*RECORDS FOR THE EXERCISE:*
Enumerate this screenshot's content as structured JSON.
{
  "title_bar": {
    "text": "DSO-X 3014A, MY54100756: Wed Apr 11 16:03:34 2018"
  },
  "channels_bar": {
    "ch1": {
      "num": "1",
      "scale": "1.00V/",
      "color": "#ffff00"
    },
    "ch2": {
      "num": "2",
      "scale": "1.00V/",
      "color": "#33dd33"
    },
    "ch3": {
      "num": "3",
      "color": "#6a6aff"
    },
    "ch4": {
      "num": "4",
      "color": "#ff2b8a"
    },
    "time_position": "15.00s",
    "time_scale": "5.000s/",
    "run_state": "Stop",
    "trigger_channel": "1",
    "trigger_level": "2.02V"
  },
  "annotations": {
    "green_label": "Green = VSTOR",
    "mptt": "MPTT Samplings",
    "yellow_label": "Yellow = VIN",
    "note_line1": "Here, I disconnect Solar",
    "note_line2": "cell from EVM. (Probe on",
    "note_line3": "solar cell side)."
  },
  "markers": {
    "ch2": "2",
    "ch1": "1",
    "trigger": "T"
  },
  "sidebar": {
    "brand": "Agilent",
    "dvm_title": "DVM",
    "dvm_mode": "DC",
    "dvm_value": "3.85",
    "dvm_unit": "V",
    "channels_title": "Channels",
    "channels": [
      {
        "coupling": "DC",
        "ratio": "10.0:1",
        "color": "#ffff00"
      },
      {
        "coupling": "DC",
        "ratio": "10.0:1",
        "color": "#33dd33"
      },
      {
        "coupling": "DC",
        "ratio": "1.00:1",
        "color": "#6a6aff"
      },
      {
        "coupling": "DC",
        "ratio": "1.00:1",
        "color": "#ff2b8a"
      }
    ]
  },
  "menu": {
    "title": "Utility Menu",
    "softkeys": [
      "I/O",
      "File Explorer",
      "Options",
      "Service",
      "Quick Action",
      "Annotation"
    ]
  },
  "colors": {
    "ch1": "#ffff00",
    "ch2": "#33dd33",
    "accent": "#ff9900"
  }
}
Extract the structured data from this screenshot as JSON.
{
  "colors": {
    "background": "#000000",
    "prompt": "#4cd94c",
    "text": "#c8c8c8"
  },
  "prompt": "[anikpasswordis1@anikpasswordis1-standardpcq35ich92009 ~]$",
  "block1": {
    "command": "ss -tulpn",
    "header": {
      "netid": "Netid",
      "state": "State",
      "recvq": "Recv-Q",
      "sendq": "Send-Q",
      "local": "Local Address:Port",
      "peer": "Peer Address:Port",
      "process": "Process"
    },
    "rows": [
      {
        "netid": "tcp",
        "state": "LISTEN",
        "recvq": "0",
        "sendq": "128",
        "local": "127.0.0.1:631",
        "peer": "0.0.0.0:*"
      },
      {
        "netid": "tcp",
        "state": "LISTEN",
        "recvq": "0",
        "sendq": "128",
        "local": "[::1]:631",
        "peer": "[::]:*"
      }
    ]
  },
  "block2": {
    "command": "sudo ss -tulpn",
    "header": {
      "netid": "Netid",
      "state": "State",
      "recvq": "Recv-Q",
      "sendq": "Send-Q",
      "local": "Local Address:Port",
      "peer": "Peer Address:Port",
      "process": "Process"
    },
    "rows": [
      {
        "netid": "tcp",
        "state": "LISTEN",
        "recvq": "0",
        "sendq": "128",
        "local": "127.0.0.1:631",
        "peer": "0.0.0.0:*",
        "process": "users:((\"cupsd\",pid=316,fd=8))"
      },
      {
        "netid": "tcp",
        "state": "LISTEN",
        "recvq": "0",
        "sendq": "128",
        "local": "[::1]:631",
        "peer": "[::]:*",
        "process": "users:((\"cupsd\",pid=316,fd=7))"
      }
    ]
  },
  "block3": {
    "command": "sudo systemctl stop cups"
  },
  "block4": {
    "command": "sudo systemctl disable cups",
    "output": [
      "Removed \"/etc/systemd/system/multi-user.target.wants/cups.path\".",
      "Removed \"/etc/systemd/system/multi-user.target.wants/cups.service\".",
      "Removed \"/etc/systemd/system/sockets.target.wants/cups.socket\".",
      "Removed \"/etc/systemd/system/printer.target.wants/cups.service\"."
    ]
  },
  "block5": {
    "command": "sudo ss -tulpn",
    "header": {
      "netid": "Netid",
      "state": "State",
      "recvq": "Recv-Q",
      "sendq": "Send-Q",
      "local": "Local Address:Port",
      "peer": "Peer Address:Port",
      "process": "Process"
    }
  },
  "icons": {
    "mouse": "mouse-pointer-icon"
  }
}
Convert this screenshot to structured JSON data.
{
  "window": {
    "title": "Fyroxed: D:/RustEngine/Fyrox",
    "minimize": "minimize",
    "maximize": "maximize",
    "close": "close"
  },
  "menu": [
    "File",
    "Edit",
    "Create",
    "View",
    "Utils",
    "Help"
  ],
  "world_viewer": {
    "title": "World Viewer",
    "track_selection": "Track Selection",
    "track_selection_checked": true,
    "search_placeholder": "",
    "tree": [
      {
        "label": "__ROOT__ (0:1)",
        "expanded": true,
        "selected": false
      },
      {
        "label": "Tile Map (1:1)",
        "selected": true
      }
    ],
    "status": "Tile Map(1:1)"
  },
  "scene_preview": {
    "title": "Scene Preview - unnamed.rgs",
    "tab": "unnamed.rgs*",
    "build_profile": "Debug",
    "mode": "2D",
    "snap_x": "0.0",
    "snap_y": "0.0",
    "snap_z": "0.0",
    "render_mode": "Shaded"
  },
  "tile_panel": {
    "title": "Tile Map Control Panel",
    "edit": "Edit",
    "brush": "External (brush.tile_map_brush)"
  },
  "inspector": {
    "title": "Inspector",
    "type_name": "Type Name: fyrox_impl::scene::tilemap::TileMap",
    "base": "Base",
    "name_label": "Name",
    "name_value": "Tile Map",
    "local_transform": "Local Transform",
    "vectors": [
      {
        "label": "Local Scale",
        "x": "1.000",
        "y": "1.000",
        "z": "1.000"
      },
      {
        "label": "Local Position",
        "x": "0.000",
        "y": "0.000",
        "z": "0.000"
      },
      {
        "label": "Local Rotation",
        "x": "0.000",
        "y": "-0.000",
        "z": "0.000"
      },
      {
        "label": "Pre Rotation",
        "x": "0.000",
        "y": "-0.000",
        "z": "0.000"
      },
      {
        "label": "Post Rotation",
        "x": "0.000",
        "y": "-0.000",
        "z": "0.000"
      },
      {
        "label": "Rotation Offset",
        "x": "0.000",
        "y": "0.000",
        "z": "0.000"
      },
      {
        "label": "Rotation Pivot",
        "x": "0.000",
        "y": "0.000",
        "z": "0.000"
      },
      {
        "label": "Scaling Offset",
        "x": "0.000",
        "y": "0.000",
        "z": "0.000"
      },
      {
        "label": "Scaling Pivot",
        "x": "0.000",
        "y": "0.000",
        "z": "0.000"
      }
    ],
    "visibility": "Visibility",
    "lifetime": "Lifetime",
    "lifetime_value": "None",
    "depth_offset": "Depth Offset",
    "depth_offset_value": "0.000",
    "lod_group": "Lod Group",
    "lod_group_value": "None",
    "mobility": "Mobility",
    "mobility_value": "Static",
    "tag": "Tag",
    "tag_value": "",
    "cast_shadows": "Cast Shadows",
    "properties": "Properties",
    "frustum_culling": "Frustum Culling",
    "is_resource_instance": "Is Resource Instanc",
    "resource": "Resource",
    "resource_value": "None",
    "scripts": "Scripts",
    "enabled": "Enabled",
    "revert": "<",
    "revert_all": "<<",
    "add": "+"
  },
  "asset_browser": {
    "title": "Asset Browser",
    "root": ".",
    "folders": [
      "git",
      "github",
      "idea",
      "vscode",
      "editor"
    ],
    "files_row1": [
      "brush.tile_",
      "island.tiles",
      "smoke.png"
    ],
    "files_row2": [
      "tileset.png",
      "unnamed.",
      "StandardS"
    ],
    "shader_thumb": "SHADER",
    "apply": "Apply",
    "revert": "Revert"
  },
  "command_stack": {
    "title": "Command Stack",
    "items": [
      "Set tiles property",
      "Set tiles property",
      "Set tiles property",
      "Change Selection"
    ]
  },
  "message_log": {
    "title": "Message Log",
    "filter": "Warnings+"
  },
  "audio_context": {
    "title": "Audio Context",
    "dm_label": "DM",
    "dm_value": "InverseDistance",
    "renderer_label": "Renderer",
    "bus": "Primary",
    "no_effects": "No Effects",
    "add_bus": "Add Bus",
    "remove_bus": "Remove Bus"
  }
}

*WHAT THE TASK REQUIRES:*
Select every line above that contains the word "unnamed", and copy it.

*TASK ANSWER:*
    "title": "Scene Preview - unnamed.rgs",
    "tab": "unnamed.rgs*",
      "unnamed.",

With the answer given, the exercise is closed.